>> Start DOCUMENT

What was implemented?

Fetching the .skos.nt file.

smurp commented 5 years ago

Prefixes from http://sparql.cwrc.ca/ontology/cwrc.ttl

@prefix rdf: <http://www.w3.org/1999/02/22-rdf-syntax-ns#> .
@prefix : <http://sparql.cwrc.ca/ontologies/cwrc#> .
@prefix bibo: <http://purl.org/ontology/bibo/> .
@prefix bio: <http://purl.org/vocab/bio/0.1/> .
@prefix cc: <http://creativecommons.org/ns#> .
@prefix cidoc: <http://www.cidoc-crm.org/cidoc-crm/> .
@prefix dbpedia: <http://dbpedia.org/resource/> .
@prefix dcterms: <http://purl.org/dc/terms/> .
@prefix eurovoc: <http://eurovoc.europa.eu/> .
@prefix foaf: <http://xmlns.com/foaf/0.1/> .
@prefix geonames: <http://sws.geonames.org/> .
@prefix gvp: <http://vocab.getty.edu/ontology#> .
@prefix loc: <http://id.loc.gov/vocabulary/relators/> .
@prefix ii: <http://sparql.cwrc.ca/ontologies/ii#> .
@prefix oa: <http://www.w3.org/ns/oa#> .
@prefix org: <http://www.w3.org/ns/org#> .
@prefix owl: <http://www.w3.org/2002/07/owl#> .
@prefix prov: <http://www.w3.org/ns/prov#> .
@prefix rdfs: <http://www.w3.org/2000/01/rdf-schema#> .
@prefix schema: <http://schema.org/> .
@prefix sem: <http://semanticweb.cs.vu.nl/2009/11/sem/> .

>> End DOCUMENT

EXERCISE TASK 1 | Recast the paragraph of the comment that begins "@prefix rdf:" as a compact list pairing each prefix with its namespace.

>> Start PROVIDED DATA

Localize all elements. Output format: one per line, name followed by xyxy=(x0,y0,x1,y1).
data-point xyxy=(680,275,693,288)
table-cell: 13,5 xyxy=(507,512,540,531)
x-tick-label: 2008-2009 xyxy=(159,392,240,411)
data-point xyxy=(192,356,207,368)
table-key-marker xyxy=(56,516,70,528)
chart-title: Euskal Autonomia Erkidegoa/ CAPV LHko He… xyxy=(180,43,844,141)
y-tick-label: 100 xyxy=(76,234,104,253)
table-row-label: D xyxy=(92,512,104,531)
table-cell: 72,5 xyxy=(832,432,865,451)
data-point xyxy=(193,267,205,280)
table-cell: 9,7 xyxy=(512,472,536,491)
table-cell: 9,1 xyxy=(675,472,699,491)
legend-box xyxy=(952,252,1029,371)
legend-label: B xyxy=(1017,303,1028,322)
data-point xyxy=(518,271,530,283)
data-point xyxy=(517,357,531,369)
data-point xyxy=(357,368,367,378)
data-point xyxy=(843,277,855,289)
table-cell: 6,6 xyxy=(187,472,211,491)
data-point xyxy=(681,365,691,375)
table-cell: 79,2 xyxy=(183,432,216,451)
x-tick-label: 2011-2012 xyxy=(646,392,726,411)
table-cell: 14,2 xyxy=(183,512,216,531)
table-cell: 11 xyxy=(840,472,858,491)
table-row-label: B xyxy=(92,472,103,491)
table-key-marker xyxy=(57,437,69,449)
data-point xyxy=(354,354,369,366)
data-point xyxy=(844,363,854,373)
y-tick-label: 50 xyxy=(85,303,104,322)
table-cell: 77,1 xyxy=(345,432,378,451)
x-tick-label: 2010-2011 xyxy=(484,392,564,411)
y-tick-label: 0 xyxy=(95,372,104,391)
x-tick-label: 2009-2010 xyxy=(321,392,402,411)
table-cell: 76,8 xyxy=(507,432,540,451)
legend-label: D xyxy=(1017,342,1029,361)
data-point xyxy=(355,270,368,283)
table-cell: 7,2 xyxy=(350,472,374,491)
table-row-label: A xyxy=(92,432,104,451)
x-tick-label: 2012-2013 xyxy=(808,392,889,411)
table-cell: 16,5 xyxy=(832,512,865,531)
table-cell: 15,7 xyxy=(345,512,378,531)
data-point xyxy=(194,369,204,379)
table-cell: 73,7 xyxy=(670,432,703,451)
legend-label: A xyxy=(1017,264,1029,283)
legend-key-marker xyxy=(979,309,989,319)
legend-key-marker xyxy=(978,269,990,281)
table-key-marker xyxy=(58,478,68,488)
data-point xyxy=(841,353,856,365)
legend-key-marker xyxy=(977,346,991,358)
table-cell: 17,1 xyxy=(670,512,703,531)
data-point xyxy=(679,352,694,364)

>> End PROVIDED DATA

EXERCISE TASK 2 | Duplicate the lines of the entries starting at their first line and ending at the line containing "data-point xyxy=(517,357,531,369)", with both of those lines included.

FINAL ANSWER 1 |
- rdf: http://www.w3.org/1999/02/22-rdf-syntax-ns#
- (empty prefix): http://sparql.cwrc.ca/ontologies/cwrc#
- bibo: http://purl.org/ontology/bibo/
- bio: http://purl.org/vocab/bio/0.1/
- cc: http://creativecommons.org/ns#
- cidoc: http://www.cidoc-crm.org/cidoc-crm/
- dbpedia: http://dbpedia.org/resource/
- dcterms: http://purl.org/dc/terms/
- eurovoc: http://eurovoc.europa.eu/
- foaf: http://xmlns.com/foaf/0.1/
- geonames: http://sws.geonames.org/
- gvp: http://vocab.getty.edu/ontology#
- loc: http://id.loc.gov/vocabulary/relators/
- ii: http://sparql.cwrc.ca/ontologies/ii#
- oa: http://www.w3.org/ns/oa#
- org: http://www.w3.org/ns/org#
- owl: http://www.w3.org/2002/07/owl#
- prov: http://www.w3.org/ns/prov#
- rdfs: http://www.w3.org/2000/01/rdf-schema#
- schema: http://schema.org/
- sem: http://semanticweb.cs.vu.nl/2009/11/sem/

FINAL ANSWER 2 |
Localize all elements. Output format: one per line, name followed by xyxy=(x0,y0,x1,y1).
data-point xyxy=(680,275,693,288)
table-cell: 13,5 xyxy=(507,512,540,531)
x-tick-label: 2008-2009 xyxy=(159,392,240,411)
data-point xyxy=(192,356,207,368)
table-key-marker xyxy=(56,516,70,528)
chart-title: Euskal Autonomia Erkidegoa/ CAPV LHko He… xyxy=(180,43,844,141)
y-tick-label: 100 xyxy=(76,234,104,253)
table-row-label: D xyxy=(92,512,104,531)
table-cell: 72,5 xyxy=(832,432,865,451)
data-point xyxy=(193,267,205,280)
table-cell: 9,7 xyxy=(512,472,536,491)
table-cell: 9,1 xyxy=(675,472,699,491)
legend-box xyxy=(952,252,1029,371)
legend-label: B xyxy=(1017,303,1028,322)
data-point xyxy=(518,271,530,283)
data-point xyxy=(517,357,531,369)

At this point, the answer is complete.